- _YOUR TASK_
The records that follow are to be repeated without alteration.

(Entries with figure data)
********

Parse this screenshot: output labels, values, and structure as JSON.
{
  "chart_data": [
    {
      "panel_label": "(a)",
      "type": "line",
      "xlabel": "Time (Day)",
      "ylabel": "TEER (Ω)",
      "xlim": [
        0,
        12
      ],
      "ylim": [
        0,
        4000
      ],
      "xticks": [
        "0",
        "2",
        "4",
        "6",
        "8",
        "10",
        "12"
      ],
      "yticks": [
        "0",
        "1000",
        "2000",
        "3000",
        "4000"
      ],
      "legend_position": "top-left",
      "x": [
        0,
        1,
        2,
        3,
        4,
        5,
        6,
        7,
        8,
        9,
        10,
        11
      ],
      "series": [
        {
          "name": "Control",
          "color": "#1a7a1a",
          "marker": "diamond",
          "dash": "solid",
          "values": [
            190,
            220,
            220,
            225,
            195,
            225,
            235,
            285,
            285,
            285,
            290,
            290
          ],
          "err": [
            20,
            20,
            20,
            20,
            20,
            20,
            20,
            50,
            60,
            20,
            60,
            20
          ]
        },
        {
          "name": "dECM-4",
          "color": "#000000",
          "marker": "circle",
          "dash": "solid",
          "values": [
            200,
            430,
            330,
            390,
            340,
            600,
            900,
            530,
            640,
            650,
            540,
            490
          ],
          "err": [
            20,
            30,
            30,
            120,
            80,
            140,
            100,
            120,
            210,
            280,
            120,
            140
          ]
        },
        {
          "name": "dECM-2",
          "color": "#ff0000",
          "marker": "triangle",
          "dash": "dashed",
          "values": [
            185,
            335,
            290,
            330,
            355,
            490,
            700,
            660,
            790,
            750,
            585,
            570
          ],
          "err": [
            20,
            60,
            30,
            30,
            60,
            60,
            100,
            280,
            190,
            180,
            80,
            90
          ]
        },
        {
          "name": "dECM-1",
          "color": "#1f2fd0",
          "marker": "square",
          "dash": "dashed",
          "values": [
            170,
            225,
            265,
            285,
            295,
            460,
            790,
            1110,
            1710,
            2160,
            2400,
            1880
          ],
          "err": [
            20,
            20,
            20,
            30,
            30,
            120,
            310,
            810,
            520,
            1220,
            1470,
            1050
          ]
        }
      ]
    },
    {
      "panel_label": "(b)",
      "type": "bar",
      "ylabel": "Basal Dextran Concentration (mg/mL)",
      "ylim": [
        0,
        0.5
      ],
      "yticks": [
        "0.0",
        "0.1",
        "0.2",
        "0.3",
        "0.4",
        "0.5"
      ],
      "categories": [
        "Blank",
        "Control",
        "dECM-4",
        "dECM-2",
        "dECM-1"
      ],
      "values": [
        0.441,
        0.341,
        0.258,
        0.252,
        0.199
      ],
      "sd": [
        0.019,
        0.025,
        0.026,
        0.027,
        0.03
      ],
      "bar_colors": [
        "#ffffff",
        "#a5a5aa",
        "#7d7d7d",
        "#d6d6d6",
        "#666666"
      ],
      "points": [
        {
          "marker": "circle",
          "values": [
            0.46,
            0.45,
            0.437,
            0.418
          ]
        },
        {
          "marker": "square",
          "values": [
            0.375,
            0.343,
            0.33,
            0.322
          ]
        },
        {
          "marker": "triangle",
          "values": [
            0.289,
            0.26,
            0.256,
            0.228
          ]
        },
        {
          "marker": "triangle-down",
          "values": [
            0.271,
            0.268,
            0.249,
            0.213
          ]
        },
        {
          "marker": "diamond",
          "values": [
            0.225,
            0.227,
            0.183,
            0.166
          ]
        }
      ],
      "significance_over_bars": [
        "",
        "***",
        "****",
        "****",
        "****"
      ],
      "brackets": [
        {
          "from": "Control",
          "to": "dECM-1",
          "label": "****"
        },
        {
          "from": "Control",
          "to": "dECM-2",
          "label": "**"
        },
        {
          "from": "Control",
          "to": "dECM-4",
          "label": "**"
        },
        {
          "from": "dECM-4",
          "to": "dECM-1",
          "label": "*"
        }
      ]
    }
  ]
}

********

- _TASK OUTPUT_
Parse this screenshot: output labels, values, and structure as JSON.
{
  "chart_data": [
    {
      "panel_label": "(a)",
      "type": "line",
      "xlabel": "Time (Day)",
      "ylabel": "TEER (Ω)",
      "xlim": [
        0,
        12
      ],
      "ylim": [
        0,
        4000
      ],
      "xticks": [
        "0",
        "2",
        "4",
        "6",
        "8",
        "10",
        "12"
      ],
      "yticks": [
        "0",
        "1000",
        "2000",
        "3000",
        "4000"
      ],
      "legend_position": "top-left",
      "x": [
        0,
        1,
        2,
        3,
        4,
        5,
        6,
        7,
        8,
        9,
        10,
        11
      ],
      "series": [
        {
          "name": "Control",
          "color": "#1a7a1a",
          "marker": "diamond",
          "dash": "solid",
          "values": [
            190,
            220,
            220,
            225,
            195,
            225,
            235,
            285,
            285,
            285,
            290,
            290
          ],
          "err": [
            20,
            20,
            20,
            20,
            20,
            20,
            20,
            50,
            60,
            20,
            60,
            20
          ]
        },
        {
          "name": "dECM-4",
          "color": "#000000",
          "marker": "circle",
          "dash": "solid",
          "values": [
            200,
            430,
            330,
            390,
            340,
            600,
            900,
            530,
            640,
            650,
            540,
            490
          ],
          "err": [
            20,
            30,
            30,
            120,
            80,
            140,
            100,
            120,
            210,
            280,
            120,
            140
          ]
        },
        {
          "name": "dECM-2",
          "color": "#ff0000",
          "marker": "triangle",
          "dash": "dashed",
          "values": [
            185,
            335,
            290,
            330,
            355,
            490,
            700,
            660,
            790,
            750,
            585,
            570
          ],
          "err": [
            20,
            60,
            30,
            30,
            60,
            60,
            100,
            280,
            190,
            180,
            80,
            90
          ]
        },
        {
          "name": "dECM-1",
          "color": "#1f2fd0",
          "marker": "square",
          "dash": "dashed",
          "values": [
            170,
            225,
            265,
            285,
            295,
            460,
            790,
            1110,
            1710,
            2160,
            2400,
            1880
          ],
          "err": [
            20,
            20,
            20,
            30,
            30,
            120,
            310,
            810,
            520,
            1220,
            1470,
            1050
          ]
        }
      ]
    },
    {
      "panel_label": "(b)",
      "type": "bar",
      "ylabel": "Basal Dextran Concentration (mg/mL)",
      "ylim": [
        0,
        0.5
      ],
      "yticks": [
        "0.0",
        "0.1",
        "0.2",
        "0.3",
        "0.4",
        "0.5"
      ],
      "categories": [
        "Blank",
        "Control",
        "dECM-4",
        "dECM-2",
        "dECM-1"
      ],
      "values": [
        0.441,
        0.341,
        0.258,
        0.252,
        0.199
      ],
      "sd": [
        0.019,
        0.025,
        0.026,
        0.027,
        0.03
      ],
      "bar_colors": [
        "#ffffff",
        "#a5a5aa",
        "#7d7d7d",
        "#d6d6d6",
        "#666666"
      ],
      "points": [
        {
          "marker": "circle",
          "values": [
            0.46,
            0.45,
            0.437,
            0.418
          ]
        },
        {
          "marker": "square",
          "values": [
            0.375,
            0.343,
            0.33,
            0.322
          ]
        },
        {
          "marker": "triangle",
          "values": [
            0.289,
            0.26,
            0.256,
            0.228
          ]
        },
        {
          "marker": "triangle-down",
          "values": [
            0.271,
            0.268,
            0.249,
            0.213
          ]
        },
        {
          "marker": "diamond",
          "values": [
            0.225,
            0.227,
            0.183,
            0.166
          ]
        }
      ],
      "significance_over_bars": [
        "",
        "***",
        "****",
        "****",
        "****"
      ],
      "brackets": [
        {
          "from": "Control",
          "to": "dECM-1",
          "label": "****"
        },
        {
          "from": "Control",
          "to": "dECM-2",
          "label": "**"
        },
        {
          "from": "Control",
          "to": "dECM-4",
          "label": "**"
        },
        {
          "from": "dECM-4",
          "to": "dECM-1",
          "label": "*"
        }
      ]
    }
  ]
}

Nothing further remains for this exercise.